• [WRITTEN REQUEST]
Reproduce the records below exactly as they appear, omitting any pictures they contain.

• [EXERCISE INPUTS]
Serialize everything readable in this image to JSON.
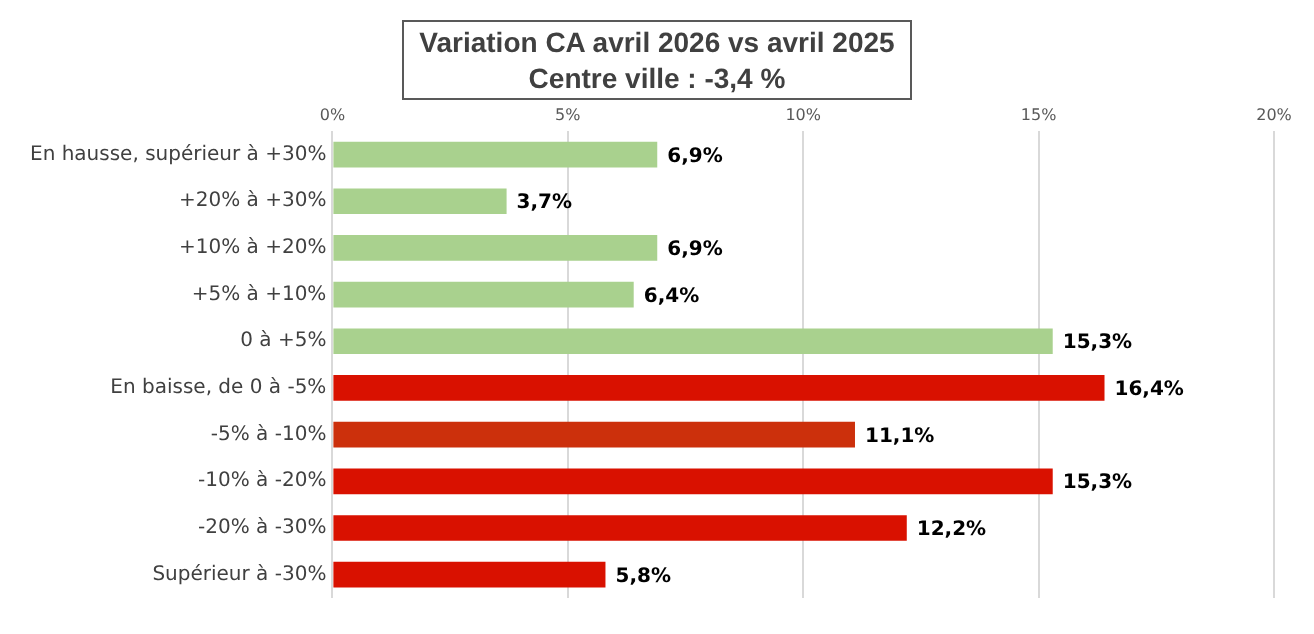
{
  "chart_data": {
    "type": "bar",
    "orientation": "horizontal",
    "title": "Variation CA avril 2026 vs avril 2025\nCentre ville  : -3,4 %",
    "categories": [
      "En hausse, supérieur à +30%",
      "+20% à +30%",
      "+10% à +20%",
      "+5% à +10%",
      "0 à +5%",
      "En baisse, de 0 à -5%",
      "-5% à -10%",
      "-10% à -20%",
      "-20% à -30%",
      "Supérieur à -30%"
    ],
    "values": [
      6.9,
      3.7,
      6.9,
      6.4,
      15.3,
      16.4,
      11.1,
      15.3,
      12.2,
      5.8
    ],
    "value_labels": [
      "6,9%",
      "3,7%",
      "6,9%",
      "6,4%",
      "15,3%",
      "16,4%",
      "11,1%",
      "15,3%",
      "12,2%",
      "5,8%"
    ],
    "colors": [
      "#a9d18e",
      "#a9d18e",
      "#a9d18e",
      "#a9d18e",
      "#a9d18e",
      "#d91100",
      "#cc300c",
      "#d91100",
      "#d91100",
      "#d91100"
    ],
    "xlim": [
      0,
      20
    ],
    "xticks": [
      {
        "value": 0,
        "label": "0%"
      },
      {
        "value": 5,
        "label": "5%"
      },
      {
        "value": 10,
        "label": "10%"
      },
      {
        "value": 15,
        "label": "15%"
      },
      {
        "value": 20,
        "label": "20%"
      }
    ],
    "grid": "x",
    "legend": false
  }
}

• [OUTPUT BELOW]
Serialize everything readable in this image to JSON.
{
  "chart_data": {
    "type": "bar",
    "orientation": "horizontal",
    "title": "Variation CA avril 2026 vs avril 2025\nCentre ville  : -3,4 %",
    "categories": [
      "En hausse, supérieur à +30%",
      "+20% à +30%",
      "+10% à +20%",
      "+5% à +10%",
      "0 à +5%",
      "En baisse, de 0 à -5%",
      "-5% à -10%",
      "-10% à -20%",
      "-20% à -30%",
      "Supérieur à -30%"
    ],
    "values": [
      6.9,
      3.7,
      6.9,
      6.4,
      15.3,
      16.4,
      11.1,
      15.3,
      12.2,
      5.8
    ],
    "value_labels": [
      "6,9%",
      "3,7%",
      "6,9%",
      "6,4%",
      "15,3%",
      "16,4%",
      "11,1%",
      "15,3%",
      "12,2%",
      "5,8%"
    ],
    "colors": [
      "#a9d18e",
      "#a9d18e",
      "#a9d18e",
      "#a9d18e",
      "#a9d18e",
      "#d91100",
      "#cc300c",
      "#d91100",
      "#d91100",
      "#d91100"
    ],
    "xlim": [
      0,
      20
    ],
    "xticks": [
      {
        "value": 0,
        "label": "0%"
      },
      {
        "value": 5,
        "label": "5%"
      },
      {
        "value": 10,
        "label": "10%"
      },
      {
        "value": 15,
        "label": "15%"
      },
      {
        "value": 20,
        "label": "20%"
      }
    ],
    "grid": "x",
    "legend": false
  }
}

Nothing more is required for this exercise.